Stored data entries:
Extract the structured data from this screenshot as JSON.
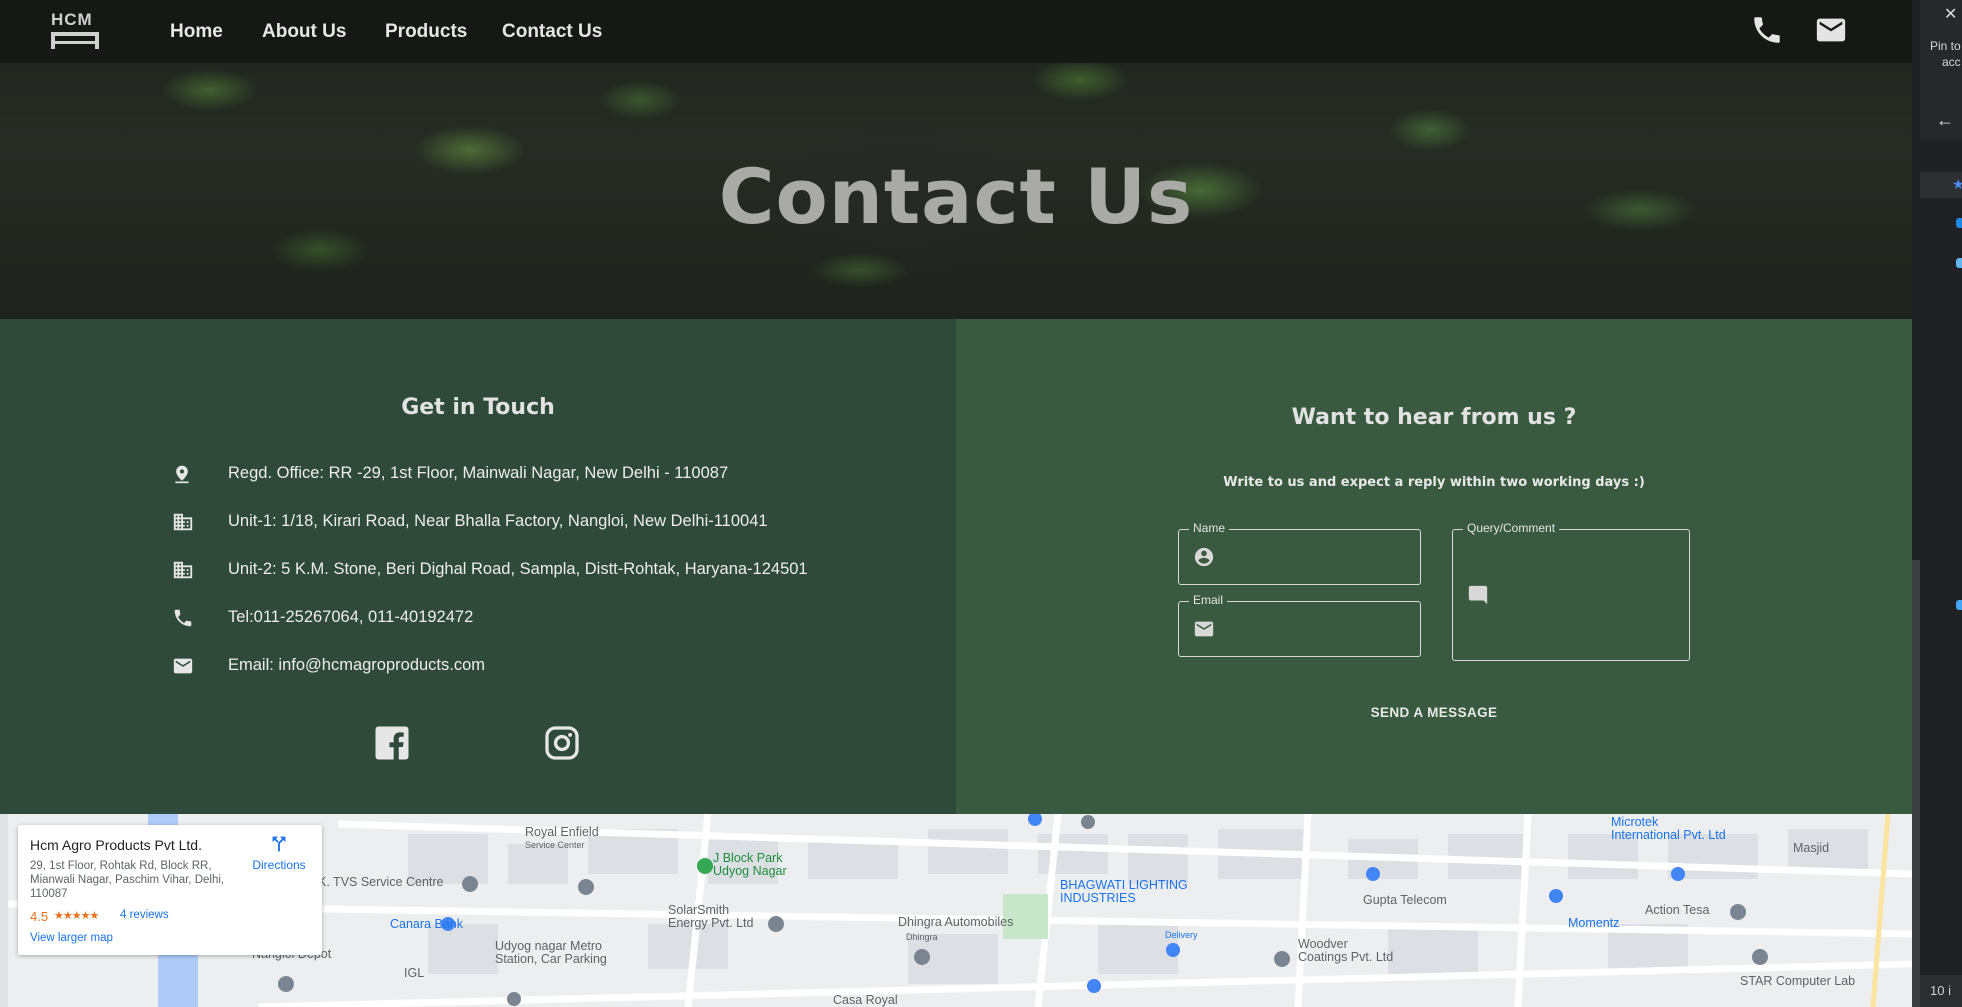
{
  "nav": {
    "logo_text": "HCM",
    "links": [
      "Home",
      "About Us",
      "Products",
      "Contact Us"
    ]
  },
  "hero": {
    "title": "Contact Us"
  },
  "get_in_touch": {
    "heading": "Get in Touch",
    "items": [
      {
        "icon": "location-pin-icon",
        "text": "Regd. Office: RR -29, 1st Floor, Mainwali Nagar, New Delhi - 110087"
      },
      {
        "icon": "building-icon",
        "text": "Unit-1: 1/18, Kirari Road, Near Bhalla Factory, Nangloi, New Delhi-110041"
      },
      {
        "icon": "building-icon",
        "text": "Unit-2: 5 K.M. Stone, Beri Dighal Road, Sampla, Distt-Rohtak, Haryana-124501"
      },
      {
        "icon": "phone-icon",
        "text": "Tel:011-25267064, 011-40192472"
      },
      {
        "icon": "email-icon",
        "text": "Email: info@hcmagroproducts.com"
      }
    ]
  },
  "form": {
    "heading": "Want to hear from us ?",
    "subtext": "Write to us and expect a reply within two working days :)",
    "name_label": "Name",
    "email_label": "Email",
    "query_label": "Query/Comment",
    "send_label": "SEND A MESSAGE"
  },
  "map": {
    "place_name": "Hcm Agro Products Pvt Ltd.",
    "address": "29, 1st Floor, Rohtak Rd, Block RR, Mianwali Nagar, Paschim Vihar, Delhi, 110087",
    "rating": "4.5",
    "reviews": "4 reviews",
    "directions": "Directions",
    "larger_map": "View larger map",
    "labels": [
      {
        "text": "Royal Enfield",
        "sub": "Service Center"
      },
      {
        "text": "J Block Park",
        "sub": "Udyog Nagar"
      },
      {
        "text": "BHAGWATI LIGHTING",
        "sub": "INDUSTRIES"
      },
      {
        "text": "Microtek",
        "sub": "International Pvt. Ltd"
      },
      {
        "text": "Masjid",
        "sub": ""
      },
      {
        "text": "K. TVS Service Centre",
        "sub": ""
      },
      {
        "text": "Canara Bank",
        "sub": ""
      },
      {
        "text": "SolarSmith",
        "sub": "Energy Pvt. Ltd"
      },
      {
        "text": "Dhingra Automobiles",
        "sub": ""
      },
      {
        "text": "Gupta Telecom",
        "sub": ""
      },
      {
        "text": "Action Tesa",
        "sub": ""
      },
      {
        "text": "Momentz",
        "sub": ""
      },
      {
        "text": "Udyog nagar Metro",
        "sub": "Station, Car Parking"
      },
      {
        "text": "Woodver",
        "sub": "Coatings Pvt. Ltd"
      },
      {
        "text": "Nangloi Depot",
        "sub": ""
      },
      {
        "text": "IGL",
        "sub": ""
      },
      {
        "text": "STAR Computer Lab",
        "sub": ""
      },
      {
        "text": "Casa Royal",
        "sub": ""
      },
      {
        "text": "Dhingra",
        "sub": ""
      },
      {
        "text": "Delivery",
        "sub": ""
      }
    ]
  },
  "browser_side": {
    "pin_line1": "Pin to",
    "pin_line2": "acc",
    "bottom": "10 i"
  },
  "colors": {
    "left_panel": "#2f4a3b",
    "right_panel": "#3a5941",
    "navbar": "#141614",
    "text_light": "#e6e6e6"
  }
}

• [AIM OF THE EXERCISE]
Go through the listing above and pull out each line containing the word "Service".

• [EXERCISE SOLUTION]
        "sub": "Service Center"
        "text": "K. TVS Service Centre",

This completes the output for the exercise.